» **Challenge**
Work out the number of lines containing "bottom". Give that number alone.

- - - - - - -

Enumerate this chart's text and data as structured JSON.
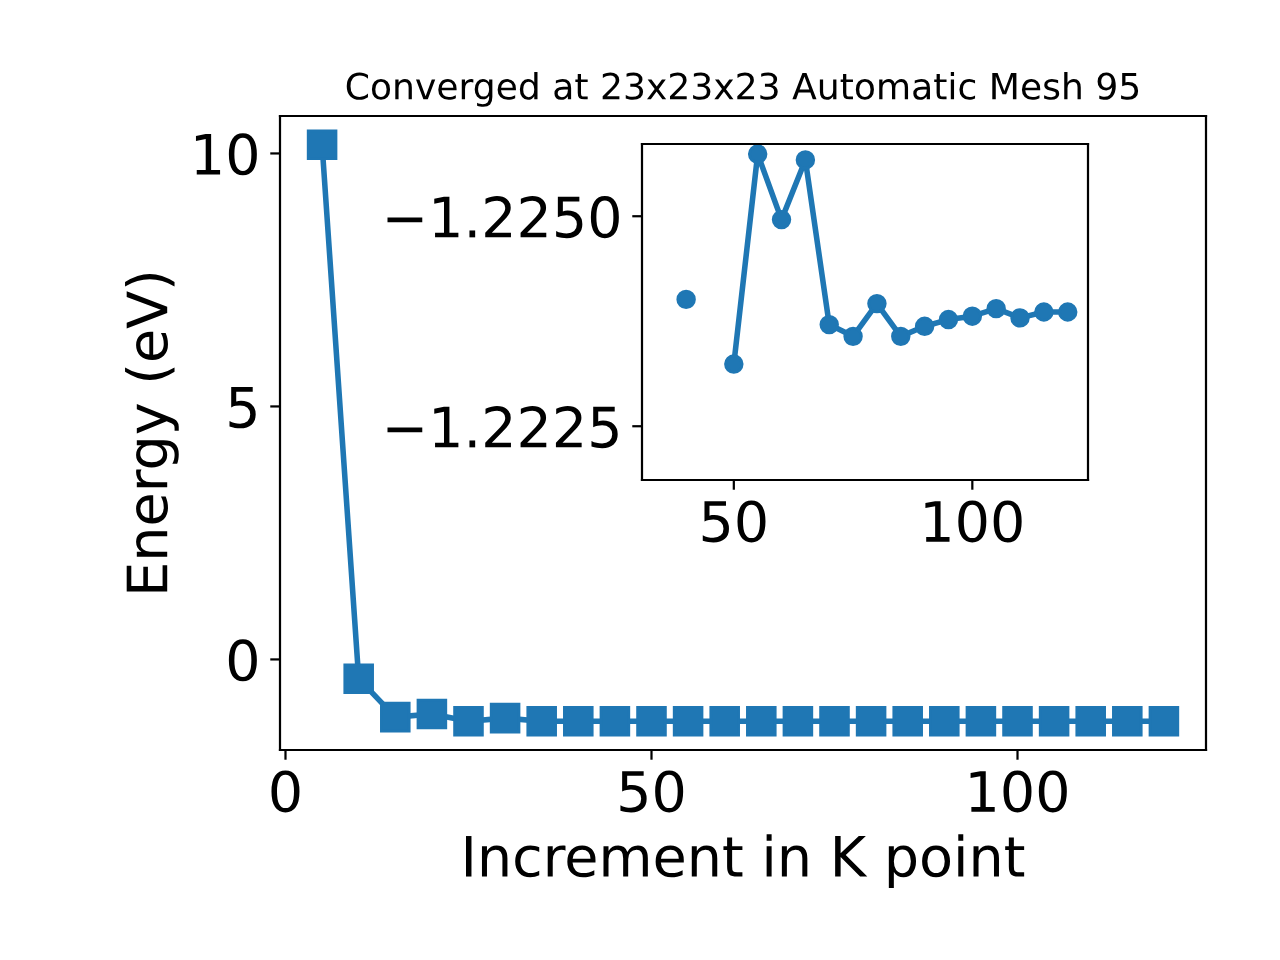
{
  "chart_data": [
    {
      "type": "line",
      "title": "Converged at 23x23x23 Automatic Mesh 95",
      "xlabel": "Increment in K point",
      "ylabel": "Energy (eV)",
      "x": [
        5,
        10,
        15,
        20,
        25,
        30,
        35,
        40,
        45,
        50,
        55,
        60,
        65,
        70,
        75,
        80,
        85,
        90,
        95,
        100,
        105,
        110,
        115,
        120
      ],
      "series": [
        {
          "color": "#1f77b4",
          "values": [
            10.17,
            -0.38,
            -1.14,
            -1.08,
            -1.22,
            -1.16,
            -1.22,
            -1.22,
            -1.22,
            -1.22,
            -1.22,
            -1.22,
            -1.22,
            -1.22,
            -1.22,
            -1.22,
            -1.22,
            -1.22,
            -1.22,
            -1.22,
            -1.22,
            -1.22,
            -1.22,
            -1.22
          ]
        }
      ],
      "xlim": [
        -0.75,
        125.75
      ],
      "ylim": [
        -1.79,
        10.74
      ],
      "xticks": [
        0,
        50,
        100
      ],
      "yticks": [
        0,
        5,
        10
      ],
      "marker": "square",
      "line_style": "solid",
      "grid": false,
      "legend": false
    },
    {
      "type": "line",
      "x": [
        40,
        45,
        50,
        55,
        60,
        65,
        70,
        75,
        80,
        85,
        90,
        95,
        100,
        105,
        110,
        115,
        120
      ],
      "series": [
        {
          "color": "#1f77b4",
          "values": [
            -1.22401,
            null,
            -1.22324,
            -1.22574,
            -1.22496,
            -1.22567,
            -1.22371,
            -1.22357,
            -1.22396,
            -1.22357,
            -1.22369,
            -1.22377,
            -1.22381,
            -1.2239,
            -1.22379,
            -1.22386,
            -1.22386
          ]
        }
      ],
      "xlim": [
        30.75,
        124.25
      ],
      "ylim": [
        -1.22186,
        -1.22586
      ],
      "xticks": [
        50,
        100
      ],
      "yticks": [
        {
          "value": -1.225,
          "label": "−1.2250"
        },
        {
          "value": -1.2225,
          "label": "−1.2225"
        }
      ],
      "marker": "circle",
      "line_style": "solid",
      "grid": false,
      "legend": false
    }
  ]
}
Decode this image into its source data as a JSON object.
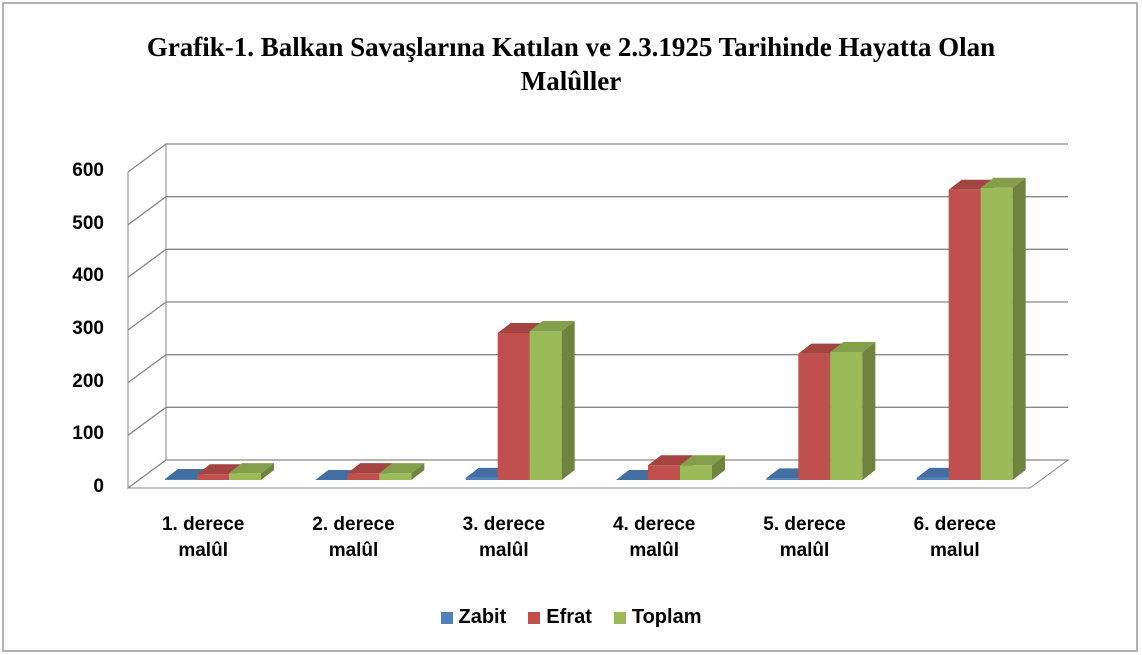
{
  "chart_data": {
    "type": "bar3d",
    "title": "Grafik-1. Balkan Savaşlarına Katılan ve 2.3.1925 Tarihinde Hayatta Olan Malûller",
    "categories": [
      "1. derece malûl",
      "2. derece malûl",
      "3. derece malûl",
      "4. derece malûl",
      "5. derece malûl",
      "6. derece malul"
    ],
    "series": [
      {
        "name": "Zabit",
        "color": "#4f81bd",
        "values": [
          2,
          0,
          4,
          0,
          3,
          4
        ]
      },
      {
        "name": "Efrat",
        "color": "#c0504d",
        "values": [
          11,
          13,
          279,
          28,
          240,
          551
        ]
      },
      {
        "name": "Toplam",
        "color": "#9bbb59",
        "values": [
          13,
          13,
          283,
          28,
          243,
          555
        ]
      }
    ],
    "ylim": [
      0,
      600
    ],
    "yticks": [
      0,
      100,
      200,
      300,
      400,
      500,
      600
    ],
    "grid": true,
    "legend": "bottom"
  }
}
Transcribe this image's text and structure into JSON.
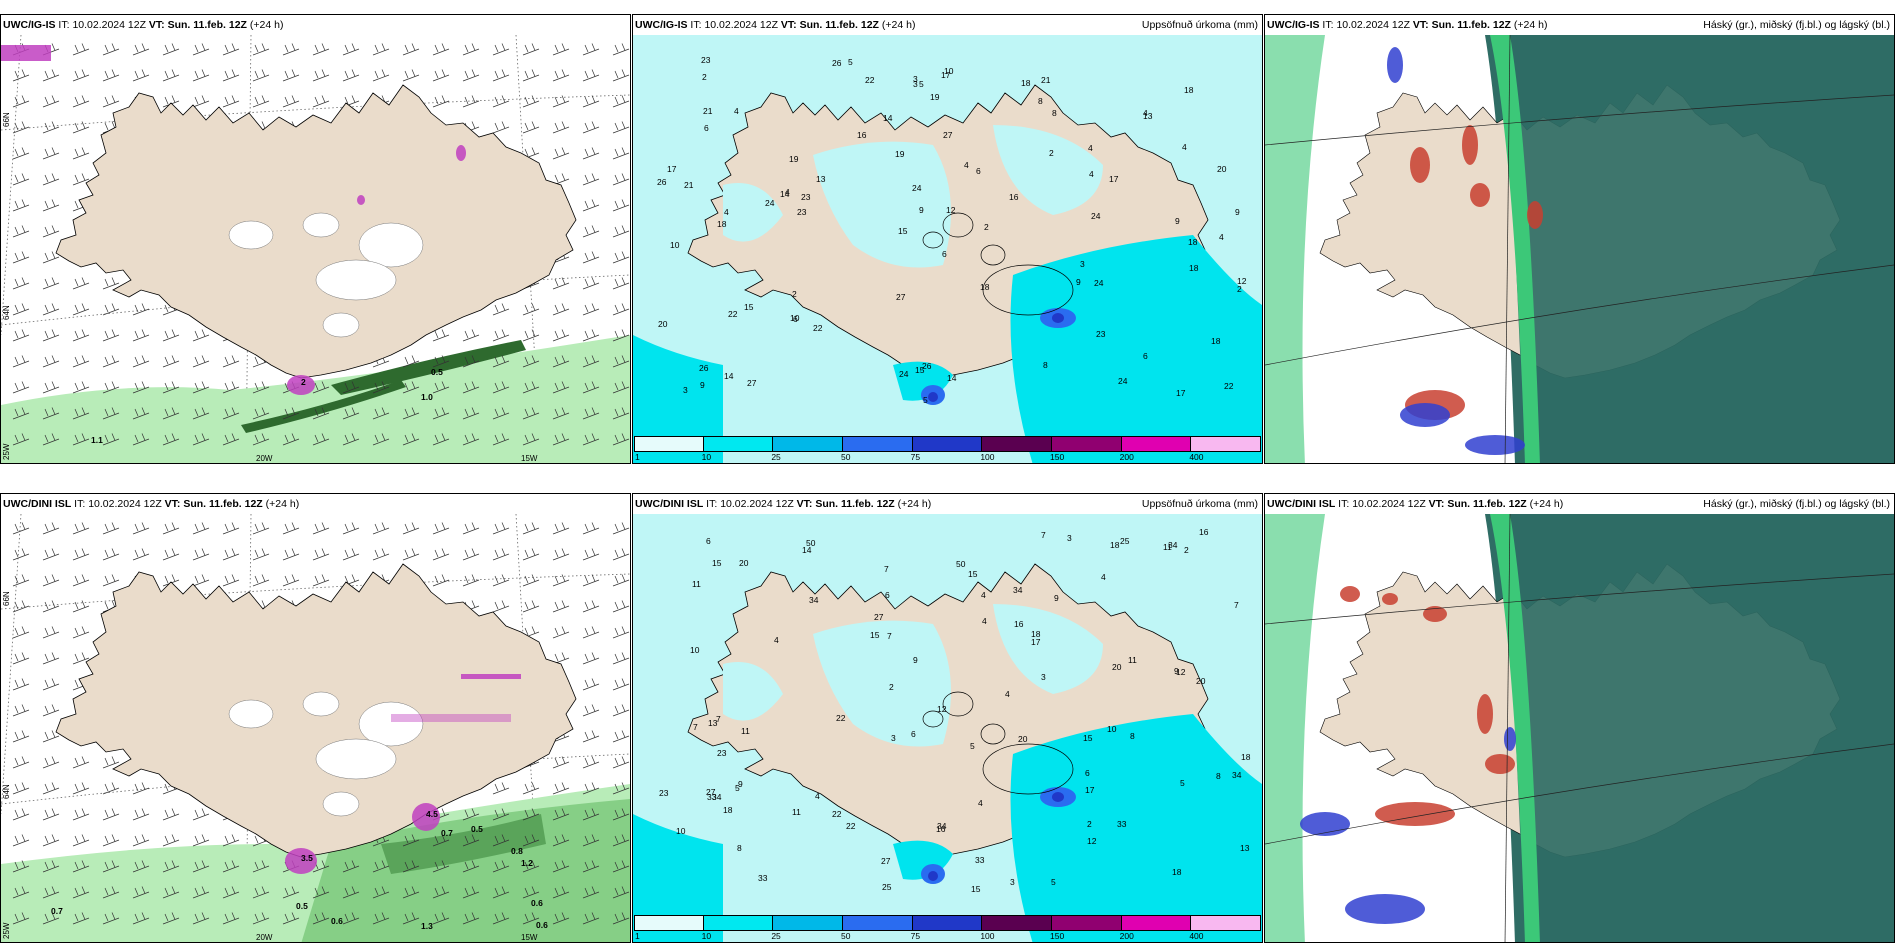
{
  "rows": [
    {
      "wind": {
        "model": "UWC/IG-IS",
        "it_label": "IT:",
        "it": "10.02.2024 12Z",
        "vt_label": "VT:",
        "vt": "Sun. 11.feb. 12Z",
        "lead": "(+24 h)"
      },
      "precip": {
        "model": "UWC/IG-IS",
        "it_label": "IT:",
        "it": "10.02.2024 12Z",
        "vt_label": "VT:",
        "vt": "Sun. 11.feb. 12Z",
        "lead": "(+24 h)",
        "title": "Uppsöfnuð úrkoma (mm)"
      },
      "cloud": {
        "model": "UWC/IG-IS",
        "it_label": "IT:",
        "it": "10.02.2024 12Z",
        "vt_label": "VT:",
        "vt": "Sun. 11.feb. 12Z",
        "lead": "(+24 h)",
        "title": "Háský (gr.), miðský (fj.bl.) og lágský (bl.)"
      }
    },
    {
      "wind": {
        "model": "UWC/DINI ISL",
        "it_label": "IT:",
        "it": "10.02.2024 12Z",
        "vt_label": "VT:",
        "vt": "Sun. 11.feb. 12Z",
        "lead": "(+24 h)"
      },
      "precip": {
        "model": "UWC/DINI ISL",
        "it_label": "IT:",
        "it": "10.02.2024 12Z",
        "vt_label": "VT:",
        "vt": "Sun. 11.feb. 12Z",
        "lead": "(+24 h)",
        "title": "Uppsöfnuð úrkoma (mm)"
      },
      "cloud": {
        "model": "UWC/DINI ISL",
        "it_label": "IT:",
        "it": "10.02.2024 12Z",
        "vt_label": "VT:",
        "vt": "Sun. 11.feb. 12Z",
        "lead": "(+24 h)",
        "title": "Háský (gr.), miðský (fj.bl.) og lágský (bl.)"
      }
    }
  ],
  "map_labels": {
    "lat66": "66N",
    "lat64": "64N",
    "lon25": "25W",
    "lon20": "20W",
    "lon15": "15W"
  },
  "wind_values": [
    [
      "2",
      "0.5",
      "1.0",
      "1.1"
    ],
    [
      "3.5",
      "4.5",
      "0.7",
      "0.5",
      "0.8",
      "1.2",
      "0.6",
      "0.6",
      "0.5",
      "0.7",
      "1.3",
      "0.6"
    ]
  ],
  "precip_values": [
    [
      "4",
      "5",
      "3",
      "6",
      "2",
      "8",
      "9",
      "10",
      "13",
      "17",
      "18",
      "20",
      "21",
      "23",
      "24",
      "26",
      "27",
      "14",
      "15",
      "16",
      "19",
      "12",
      "22",
      "5",
      "4",
      "3"
    ],
    [
      "5",
      "4",
      "3",
      "2",
      "6",
      "7",
      "8",
      "10",
      "11",
      "13",
      "14",
      "18",
      "20",
      "23",
      "25",
      "27",
      "33",
      "34",
      "50",
      "12",
      "17",
      "22",
      "15",
      "9",
      "16"
    ]
  ],
  "colorbar": {
    "ticks": [
      "1",
      "10",
      "25",
      "50",
      "75",
      "100",
      "150",
      "200",
      "400"
    ],
    "colors": [
      "#e6fbfb",
      "#00e8f0",
      "#00b8e8",
      "#2a6cf0",
      "#2038c8",
      "#5a0050",
      "#900070",
      "#e000b0",
      "#f8b8f0"
    ]
  },
  "colors": {
    "land": "#eadccb",
    "sea_wind": "#ffffff",
    "wind_green": "#b8ecb8",
    "wind_green_dark": "#2e6a2e",
    "snow_purple": "#c040c0",
    "precip_light": "#bff6f6",
    "precip_mid": "#00e4ee",
    "cloud_high_green": "#3cc878",
    "cloud_mid": "#2f6d65",
    "cloud_low_blue": "#3040d0",
    "cloud_red": "#c84030"
  }
}
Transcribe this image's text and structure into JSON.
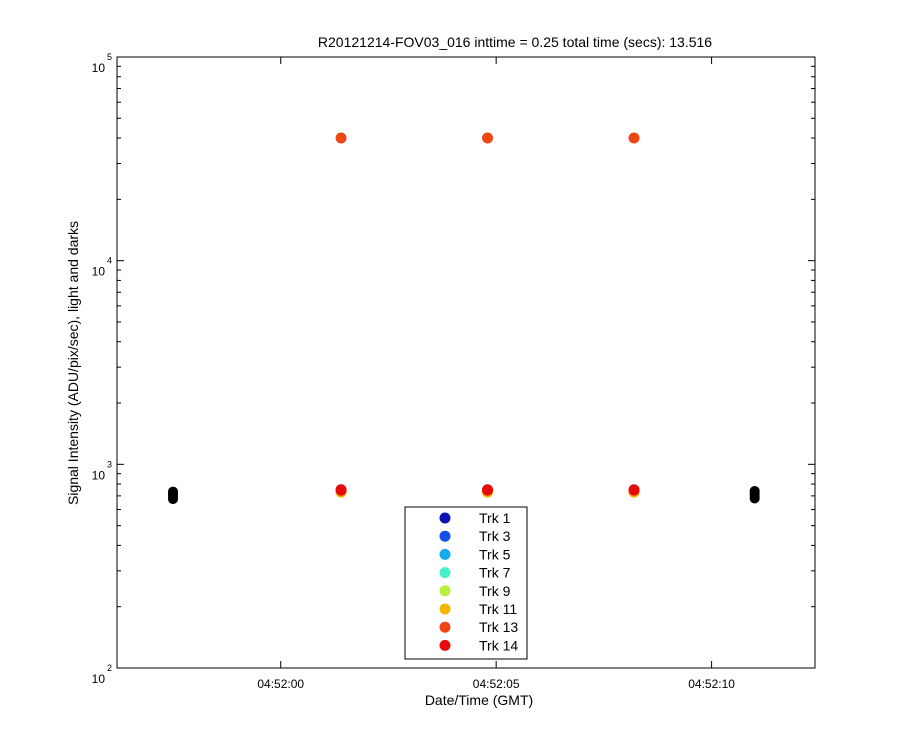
{
  "chart_data": {
    "type": "scatter",
    "title": "R20121214-FOV03_016 inttime = 0.25 total time (secs): 13.516",
    "xlabel": "Date/Time (GMT)",
    "ylabel": "Signal Intensity (ADU/pix/sec), light and darks",
    "x_scale": "time",
    "y_scale": "log",
    "xlim": [
      "04:51:56.2",
      "04:52:12.4"
    ],
    "ylim": [
      100,
      100000
    ],
    "x_ticks": [
      "04:52:00",
      "04:52:05",
      "04:52:10"
    ],
    "y_ticks": [
      {
        "base": "10",
        "exp": "2"
      },
      {
        "base": "10",
        "exp": "3"
      },
      {
        "base": "10",
        "exp": "4"
      },
      {
        "base": "10",
        "exp": "5"
      }
    ],
    "grid": false,
    "legend_position": "bottom-center",
    "series": [
      {
        "name": "Trk 1",
        "color": "#0a14b4",
        "x": [],
        "y": []
      },
      {
        "name": "Trk 3",
        "color": "#1450e6",
        "x": [],
        "y": []
      },
      {
        "name": "Trk 5",
        "color": "#14aaf0",
        "x": [],
        "y": []
      },
      {
        "name": "Trk 7",
        "color": "#46f0c8",
        "x": [],
        "y": []
      },
      {
        "name": "Trk 9",
        "color": "#b4f03c",
        "x": [],
        "y": []
      },
      {
        "name": "Trk 11",
        "color": "#f5b400",
        "x": [
          "04:52:01.4",
          "04:52:04.8",
          "04:52:08.2"
        ],
        "y": [
          730,
          730,
          730
        ]
      },
      {
        "name": "Trk 13",
        "color": "#f04614",
        "x": [
          "04:52:01.4",
          "04:52:04.8",
          "04:52:08.2",
          "04:52:01.4",
          "04:52:04.8",
          "04:52:08.2"
        ],
        "y": [
          40000,
          40000,
          40000,
          745,
          745,
          745
        ]
      },
      {
        "name": "Trk 14",
        "color": "#e60a0a",
        "x": [
          "04:52:01.4",
          "04:52:04.8",
          "04:52:08.2"
        ],
        "y": [
          750,
          750,
          750
        ]
      }
    ],
    "dark_frames": {
      "color": "#000000",
      "x": [
        "04:51:57.5",
        "04:51:57.5",
        "04:51:57.5",
        "04:51:57.5",
        "04:51:57.5",
        "04:52:11.0",
        "04:52:11.0",
        "04:52:11.0",
        "04:52:11.0",
        "04:52:11.0"
      ],
      "y": [
        675,
        690,
        705,
        720,
        735,
        680,
        695,
        710,
        725,
        740
      ]
    }
  }
}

- - - - - - -

» **Exercise answer**
2